• EXERCISE DETAILS
Reproduce every line of the material below verbatim, without altering, omitting, or reordering anything.

--- Begin TASK INPUT ---

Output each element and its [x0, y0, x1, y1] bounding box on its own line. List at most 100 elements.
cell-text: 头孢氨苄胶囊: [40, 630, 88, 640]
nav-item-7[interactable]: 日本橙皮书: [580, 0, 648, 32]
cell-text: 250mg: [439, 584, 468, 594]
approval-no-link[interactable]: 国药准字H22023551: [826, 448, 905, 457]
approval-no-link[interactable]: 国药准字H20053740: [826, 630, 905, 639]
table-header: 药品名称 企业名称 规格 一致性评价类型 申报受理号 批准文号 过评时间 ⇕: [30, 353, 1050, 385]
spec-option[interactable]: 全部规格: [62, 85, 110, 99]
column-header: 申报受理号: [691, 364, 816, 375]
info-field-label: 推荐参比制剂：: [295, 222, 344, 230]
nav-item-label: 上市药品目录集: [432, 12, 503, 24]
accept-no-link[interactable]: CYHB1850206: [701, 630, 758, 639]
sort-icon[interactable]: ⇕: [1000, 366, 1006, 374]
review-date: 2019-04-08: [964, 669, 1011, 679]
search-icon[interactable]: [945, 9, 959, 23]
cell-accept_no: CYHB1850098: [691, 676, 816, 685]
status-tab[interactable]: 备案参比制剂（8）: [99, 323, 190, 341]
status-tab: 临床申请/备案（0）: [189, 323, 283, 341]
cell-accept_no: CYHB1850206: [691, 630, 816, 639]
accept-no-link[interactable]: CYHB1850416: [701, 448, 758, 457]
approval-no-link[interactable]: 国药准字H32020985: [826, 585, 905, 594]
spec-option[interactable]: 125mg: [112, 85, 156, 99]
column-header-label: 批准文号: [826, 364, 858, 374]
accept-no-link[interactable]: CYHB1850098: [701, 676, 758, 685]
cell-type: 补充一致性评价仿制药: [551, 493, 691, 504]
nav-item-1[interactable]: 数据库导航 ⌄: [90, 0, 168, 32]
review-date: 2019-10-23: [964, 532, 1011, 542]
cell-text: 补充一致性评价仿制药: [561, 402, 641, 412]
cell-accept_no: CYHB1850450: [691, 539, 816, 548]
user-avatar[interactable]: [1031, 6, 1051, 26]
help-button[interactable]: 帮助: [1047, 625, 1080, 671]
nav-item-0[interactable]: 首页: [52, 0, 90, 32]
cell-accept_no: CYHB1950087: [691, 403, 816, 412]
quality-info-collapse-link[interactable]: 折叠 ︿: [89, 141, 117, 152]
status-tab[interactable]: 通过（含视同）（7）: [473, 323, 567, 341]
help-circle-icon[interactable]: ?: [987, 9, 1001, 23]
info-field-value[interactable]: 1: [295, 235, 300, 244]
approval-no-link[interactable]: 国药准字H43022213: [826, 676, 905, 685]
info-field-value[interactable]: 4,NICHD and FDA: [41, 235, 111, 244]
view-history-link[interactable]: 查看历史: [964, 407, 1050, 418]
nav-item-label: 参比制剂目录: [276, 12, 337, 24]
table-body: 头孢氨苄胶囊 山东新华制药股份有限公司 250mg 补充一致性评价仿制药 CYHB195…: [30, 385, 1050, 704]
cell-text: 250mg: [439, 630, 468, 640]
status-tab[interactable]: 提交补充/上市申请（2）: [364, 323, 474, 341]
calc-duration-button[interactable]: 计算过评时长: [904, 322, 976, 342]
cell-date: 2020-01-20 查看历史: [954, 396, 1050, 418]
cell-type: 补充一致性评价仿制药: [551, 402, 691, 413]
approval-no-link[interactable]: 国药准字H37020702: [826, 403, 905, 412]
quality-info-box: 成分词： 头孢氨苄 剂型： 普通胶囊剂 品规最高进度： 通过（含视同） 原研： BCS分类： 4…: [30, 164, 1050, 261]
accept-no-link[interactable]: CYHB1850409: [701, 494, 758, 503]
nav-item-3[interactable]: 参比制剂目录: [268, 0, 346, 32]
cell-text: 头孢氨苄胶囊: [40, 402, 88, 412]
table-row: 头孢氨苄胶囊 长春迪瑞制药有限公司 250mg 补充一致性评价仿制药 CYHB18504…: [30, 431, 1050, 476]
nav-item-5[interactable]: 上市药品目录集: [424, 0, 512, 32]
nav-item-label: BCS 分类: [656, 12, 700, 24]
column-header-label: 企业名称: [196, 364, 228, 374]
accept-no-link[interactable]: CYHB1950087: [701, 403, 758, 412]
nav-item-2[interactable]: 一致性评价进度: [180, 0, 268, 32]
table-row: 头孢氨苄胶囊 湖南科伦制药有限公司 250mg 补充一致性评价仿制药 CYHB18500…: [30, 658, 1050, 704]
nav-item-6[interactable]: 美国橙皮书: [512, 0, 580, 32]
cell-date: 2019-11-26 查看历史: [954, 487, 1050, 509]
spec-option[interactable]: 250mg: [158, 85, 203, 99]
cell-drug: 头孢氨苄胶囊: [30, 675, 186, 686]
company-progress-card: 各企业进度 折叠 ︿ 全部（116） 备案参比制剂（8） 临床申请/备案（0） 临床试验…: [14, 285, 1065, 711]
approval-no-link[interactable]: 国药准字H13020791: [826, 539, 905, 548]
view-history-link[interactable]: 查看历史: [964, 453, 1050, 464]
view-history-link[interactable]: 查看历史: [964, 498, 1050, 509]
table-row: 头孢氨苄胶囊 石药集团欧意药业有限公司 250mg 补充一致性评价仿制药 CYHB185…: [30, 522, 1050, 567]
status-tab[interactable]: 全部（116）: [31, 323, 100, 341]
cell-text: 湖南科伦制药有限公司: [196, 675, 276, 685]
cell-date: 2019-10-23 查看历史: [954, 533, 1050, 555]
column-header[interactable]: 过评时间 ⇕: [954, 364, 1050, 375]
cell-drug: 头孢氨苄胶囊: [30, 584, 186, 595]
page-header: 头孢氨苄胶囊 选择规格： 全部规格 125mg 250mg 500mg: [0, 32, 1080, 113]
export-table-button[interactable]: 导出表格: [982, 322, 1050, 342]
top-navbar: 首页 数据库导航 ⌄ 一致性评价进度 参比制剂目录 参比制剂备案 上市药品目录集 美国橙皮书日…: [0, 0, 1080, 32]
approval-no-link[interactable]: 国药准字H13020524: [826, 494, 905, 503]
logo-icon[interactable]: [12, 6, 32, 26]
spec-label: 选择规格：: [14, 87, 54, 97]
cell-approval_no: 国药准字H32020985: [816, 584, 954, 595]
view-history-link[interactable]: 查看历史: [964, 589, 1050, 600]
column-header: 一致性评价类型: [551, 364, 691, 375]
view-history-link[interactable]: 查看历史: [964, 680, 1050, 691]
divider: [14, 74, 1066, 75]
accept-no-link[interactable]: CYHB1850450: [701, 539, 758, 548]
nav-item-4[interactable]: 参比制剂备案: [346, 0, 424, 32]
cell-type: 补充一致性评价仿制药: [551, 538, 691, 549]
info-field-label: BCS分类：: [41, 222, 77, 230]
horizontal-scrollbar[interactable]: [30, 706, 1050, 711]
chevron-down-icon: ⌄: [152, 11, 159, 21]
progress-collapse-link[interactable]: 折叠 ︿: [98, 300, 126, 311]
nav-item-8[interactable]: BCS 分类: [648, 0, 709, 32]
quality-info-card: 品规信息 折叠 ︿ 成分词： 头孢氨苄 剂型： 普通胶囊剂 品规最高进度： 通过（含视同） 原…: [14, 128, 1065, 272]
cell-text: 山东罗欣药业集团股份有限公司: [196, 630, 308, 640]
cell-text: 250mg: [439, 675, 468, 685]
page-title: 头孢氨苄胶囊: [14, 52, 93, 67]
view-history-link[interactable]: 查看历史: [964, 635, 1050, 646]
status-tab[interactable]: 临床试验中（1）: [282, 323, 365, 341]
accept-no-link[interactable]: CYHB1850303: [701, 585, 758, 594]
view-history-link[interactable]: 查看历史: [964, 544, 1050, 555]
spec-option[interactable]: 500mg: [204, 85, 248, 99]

--- End TASK INPUT ---

• RESPONSE
Output each element and its [x0, y0, x1, y1] bounding box on its own line. List at most 100 elements.
cell-text: 头孢氨苄胶囊: [40, 630, 88, 640]
nav-item-7[interactable]: 日本橙皮书: [580, 0, 648, 32]
cell-text: 250mg: [439, 584, 468, 594]
approval-no-link[interactable]: 国药准字H22023551: [826, 448, 905, 457]
approval-no-link[interactable]: 国药准字H20053740: [826, 630, 905, 639]
table-header: 药品名称 企业名称 规格 一致性评价类型 申报受理号 批准文号 过评时间 ⇕: [30, 353, 1050, 385]
spec-option[interactable]: 全部规格: [62, 85, 110, 99]
column-header: 申报受理号: [691, 364, 816, 375]
info-field-label: 推荐参比制剂：: [295, 222, 344, 230]
nav-item-label: 上市药品目录集: [432, 12, 503, 24]
accept-no-link[interactable]: CYHB1850206: [701, 630, 758, 639]
sort-icon[interactable]: ⇕: [1000, 366, 1006, 374]
review-date: 2019-04-08: [964, 669, 1011, 679]
search-icon[interactable]: [945, 9, 959, 23]
cell-accept_no: CYHB1850098: [691, 676, 816, 685]
status-tab[interactable]: 备案参比制剂（8）: [99, 323, 190, 341]
status-tab: 临床申请/备案（0）: [189, 323, 283, 341]
cell-accept_no: CYHB1850206: [691, 630, 816, 639]
accept-no-link[interactable]: CYHB1850416: [701, 448, 758, 457]
approval-no-link[interactable]: 国药准字H32020985: [826, 585, 905, 594]
spec-option[interactable]: 125mg: [112, 85, 156, 99]
column-header-label: 批准文号: [826, 364, 858, 374]
accept-no-link[interactable]: CYHB1850098: [701, 676, 758, 685]
cell-type: 补充一致性评价仿制药: [551, 493, 691, 504]
nav-item-1[interactable]: 数据库导航 ⌄: [90, 0, 168, 32]
review-date: 2019-10-23: [964, 532, 1011, 542]
cell-text: 补充一致性评价仿制药: [561, 402, 641, 412]
cell-accept_no: CYHB1850450: [691, 539, 816, 548]
user-avatar[interactable]: [1031, 6, 1051, 26]
help-button[interactable]: 帮助: [1047, 625, 1080, 671]
nav-item-0[interactable]: 首页: [52, 0, 90, 32]
cell-accept_no: CYHB1950087: [691, 403, 816, 412]
quality-info-collapse-link[interactable]: 折叠 ︿: [89, 141, 117, 152]
status-tab[interactable]: 通过（含视同）（7）: [473, 323, 567, 341]
help-circle-icon[interactable]: ?: [987, 9, 1001, 23]
info-field-value[interactable]: 1: [295, 235, 300, 244]
approval-no-link[interactable]: 国药准字H43022213: [826, 676, 905, 685]
info-field-value[interactable]: 4,NICHD and FDA: [41, 235, 111, 244]
view-history-link[interactable]: 查看历史: [964, 407, 1050, 418]
nav-item-label: 参比制剂目录: [276, 12, 337, 24]
table-body: 头孢氨苄胶囊 山东新华制药股份有限公司 250mg 补充一致性评价仿制药 CYHB195…: [30, 385, 1050, 704]
cell-text: 250mg: [439, 630, 468, 640]
status-tab[interactable]: 提交补充/上市申请（2）: [364, 323, 474, 341]
calc-duration-button[interactable]: 计算过评时长: [904, 322, 976, 342]
cell-date: 2020-01-20 查看历史: [954, 396, 1050, 418]
cell-type: 补充一致性评价仿制药: [551, 402, 691, 413]
approval-no-link[interactable]: 国药准字H37020702: [826, 403, 905, 412]
quality-info-box: 成分词： 头孢氨苄 剂型： 普通胶囊剂 品规最高进度： 通过（含视同） 原研： BCS分类： 4…: [30, 164, 1050, 261]
accept-no-link[interactable]: CYHB1850409: [701, 494, 758, 503]
nav-item-3[interactable]: 参比制剂目录: [268, 0, 346, 32]
cell-text: 头孢氨苄胶囊: [40, 402, 88, 412]
table-row: 头孢氨苄胶囊 长春迪瑞制药有限公司 250mg 补充一致性评价仿制药 CYHB18504…: [30, 431, 1050, 476]
nav-item-5[interactable]: 上市药品目录集: [424, 0, 512, 32]
nav-item-label: BCS 分类: [656, 12, 700, 24]
column-header-label: 企业名称: [196, 364, 228, 374]
accept-no-link[interactable]: CYHB1950087: [701, 403, 758, 412]
nav-item-2[interactable]: 一致性评价进度: [180, 0, 268, 32]
table-row: 头孢氨苄胶囊 湖南科伦制药有限公司 250mg 补充一致性评价仿制药 CYHB18500…: [30, 658, 1050, 704]
nav-item-6[interactable]: 美国橙皮书: [512, 0, 580, 32]
cell-date: 2019-11-26 查看历史: [954, 487, 1050, 509]
spec-option[interactable]: 250mg: [158, 85, 203, 99]
cell-drug: 头孢氨苄胶囊: [30, 675, 186, 686]
company-progress-card: 各企业进度 折叠 ︿ 全部（116） 备案参比制剂（8） 临床申请/备案（0） 临床试验…: [14, 285, 1065, 711]
approval-no-link[interactable]: 国药准字H13020791: [826, 539, 905, 548]
view-history-link[interactable]: 查看历史: [964, 453, 1050, 464]
view-history-link[interactable]: 查看历史: [964, 498, 1050, 509]
table-row: 头孢氨苄胶囊 石药集团欧意药业有限公司 250mg 补充一致性评价仿制药 CYHB185…: [30, 522, 1050, 567]
status-tab[interactable]: 全部（116）: [31, 323, 100, 341]
cell-text: 湖南科伦制药有限公司: [196, 675, 276, 685]
cell-date: 2019-10-23 查看历史: [954, 533, 1050, 555]
column-header[interactable]: 过评时间 ⇕: [954, 364, 1050, 375]
cell-drug: 头孢氨苄胶囊: [30, 584, 186, 595]
page-header: 头孢氨苄胶囊 选择规格： 全部规格 125mg 250mg 500mg: [0, 32, 1080, 113]
export-table-button[interactable]: 导出表格: [982, 322, 1050, 342]
top-navbar: 首页 数据库导航 ⌄ 一致性评价进度 参比制剂目录 参比制剂备案 上市药品目录集 美国橙皮书日…: [0, 0, 1080, 32]
approval-no-link[interactable]: 国药准字H13020524: [826, 494, 905, 503]
logo-icon[interactable]: [12, 6, 32, 26]
spec-label: 选择规格：: [14, 87, 54, 97]
cell-approval_no: 国药准字H32020985: [816, 584, 954, 595]
view-history-link[interactable]: 查看历史: [964, 589, 1050, 600]
column-header: 一致性评价类型: [551, 364, 691, 375]
view-history-link[interactable]: 查看历史: [964, 680, 1050, 691]
divider: [14, 74, 1066, 75]
accept-no-link[interactable]: CYHB1850450: [701, 539, 758, 548]
nav-item-4[interactable]: 参比制剂备案: [346, 0, 424, 32]
cell-type: 补充一致性评价仿制药: [551, 538, 691, 549]
info-field-label: BCS分类：: [41, 222, 77, 230]
horizontal-scrollbar[interactable]: [30, 706, 1050, 711]
chevron-down-icon: ⌄: [152, 11, 159, 21]
progress-collapse-link[interactable]: 折叠 ︿: [98, 300, 126, 311]
nav-item-8[interactable]: BCS 分类: [648, 0, 709, 32]
quality-info-card: 品规信息 折叠 ︿ 成分词： 头孢氨苄 剂型： 普通胶囊剂 品规最高进度： 通过（含视同） 原…: [14, 128, 1065, 272]
cell-text: 山东罗欣药业集团股份有限公司: [196, 630, 308, 640]
cell-text: 250mg: [439, 675, 468, 685]
page-title: 头孢氨苄胶囊: [14, 52, 93, 67]
view-history-link[interactable]: 查看历史: [964, 635, 1050, 646]
status-tab[interactable]: 临床试验中（1）: [282, 323, 365, 341]
accept-no-link[interactable]: CYHB1850303: [701, 585, 758, 594]
view-history-link[interactable]: 查看历史: [964, 544, 1050, 555]
spec-option[interactable]: 500mg: [204, 85, 248, 99]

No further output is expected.